▶ [Records to use]
-- start --

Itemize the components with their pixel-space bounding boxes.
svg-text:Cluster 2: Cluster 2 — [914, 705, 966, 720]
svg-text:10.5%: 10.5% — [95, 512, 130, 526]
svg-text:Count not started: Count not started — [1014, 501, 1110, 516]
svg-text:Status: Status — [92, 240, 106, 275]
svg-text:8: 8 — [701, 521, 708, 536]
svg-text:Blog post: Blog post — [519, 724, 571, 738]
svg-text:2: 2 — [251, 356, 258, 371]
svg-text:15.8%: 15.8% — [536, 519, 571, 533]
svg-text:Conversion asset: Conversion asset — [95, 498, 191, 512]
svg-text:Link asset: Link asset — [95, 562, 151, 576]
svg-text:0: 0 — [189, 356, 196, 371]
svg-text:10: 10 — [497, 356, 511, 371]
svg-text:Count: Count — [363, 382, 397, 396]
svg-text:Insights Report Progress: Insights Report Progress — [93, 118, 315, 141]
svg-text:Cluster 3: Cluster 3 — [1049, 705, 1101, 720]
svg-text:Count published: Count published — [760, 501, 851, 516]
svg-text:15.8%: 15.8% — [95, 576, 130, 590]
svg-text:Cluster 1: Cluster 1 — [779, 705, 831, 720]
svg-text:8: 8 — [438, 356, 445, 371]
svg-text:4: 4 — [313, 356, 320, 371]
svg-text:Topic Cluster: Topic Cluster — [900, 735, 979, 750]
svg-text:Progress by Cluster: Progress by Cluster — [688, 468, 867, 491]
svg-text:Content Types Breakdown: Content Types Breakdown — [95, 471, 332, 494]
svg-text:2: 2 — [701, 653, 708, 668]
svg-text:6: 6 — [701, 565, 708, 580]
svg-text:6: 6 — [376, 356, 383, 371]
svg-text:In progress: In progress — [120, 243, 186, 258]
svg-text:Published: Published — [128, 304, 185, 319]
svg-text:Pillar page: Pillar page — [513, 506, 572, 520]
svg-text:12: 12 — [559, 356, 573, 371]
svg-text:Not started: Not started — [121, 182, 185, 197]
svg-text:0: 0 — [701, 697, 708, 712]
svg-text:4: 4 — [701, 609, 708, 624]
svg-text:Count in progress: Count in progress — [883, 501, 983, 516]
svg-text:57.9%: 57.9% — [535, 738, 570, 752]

-- end --

Reproduce the listing in full, swapping "Blog post" for "Article" everywhere it appears and leaving the rest unchanged.

▶ [Result]
Itemize the components with their pixel-space bounding boxes.
svg-text:Cluster 2: Cluster 2 — [914, 705, 966, 720]
svg-text:10.5%: 10.5% — [95, 512, 130, 526]
svg-text:Count not started: Count not started — [1014, 501, 1110, 516]
svg-text:Status: Status — [92, 240, 106, 275]
svg-text:8: 8 — [701, 521, 708, 536]
svg-text:Article: Article — [519, 724, 571, 738]
svg-text:2: 2 — [251, 356, 258, 371]
svg-text:15.8%: 15.8% — [536, 519, 571, 533]
svg-text:Conversion asset: Conversion asset — [95, 498, 191, 512]
svg-text:Link asset: Link asset — [95, 562, 151, 576]
svg-text:0: 0 — [189, 356, 196, 371]
svg-text:10: 10 — [497, 356, 511, 371]
svg-text:Count: Count — [363, 382, 397, 396]
svg-text:Insights Report Progress: Insights Report Progress — [93, 118, 315, 141]
svg-text:Cluster 3: Cluster 3 — [1049, 705, 1101, 720]
svg-text:Count published: Count published — [760, 501, 851, 516]
svg-text:15.8%: 15.8% — [95, 576, 130, 590]
svg-text:Cluster 1: Cluster 1 — [779, 705, 831, 720]
svg-text:8: 8 — [438, 356, 445, 371]
svg-text:4: 4 — [313, 356, 320, 371]
svg-text:Topic Cluster: Topic Cluster — [900, 735, 979, 750]
svg-text:Progress by Cluster: Progress by Cluster — [688, 468, 867, 491]
svg-text:Content Types Breakdown: Content Types Breakdown — [95, 471, 332, 494]
svg-text:2: 2 — [701, 653, 708, 668]
svg-text:6: 6 — [701, 565, 708, 580]
svg-text:6: 6 — [376, 356, 383, 371]
svg-text:In progress: In progress — [120, 243, 186, 258]
svg-text:Published: Published — [128, 304, 185, 319]
svg-text:Pillar page: Pillar page — [513, 506, 572, 520]
svg-text:12: 12 — [559, 356, 573, 371]
svg-text:Not started: Not started — [121, 182, 185, 197]
svg-text:0: 0 — [701, 697, 708, 712]
svg-text:4: 4 — [701, 609, 708, 624]
svg-text:Count in progress: Count in progress — [883, 501, 983, 516]
svg-text:57.9%: 57.9% — [535, 738, 570, 752]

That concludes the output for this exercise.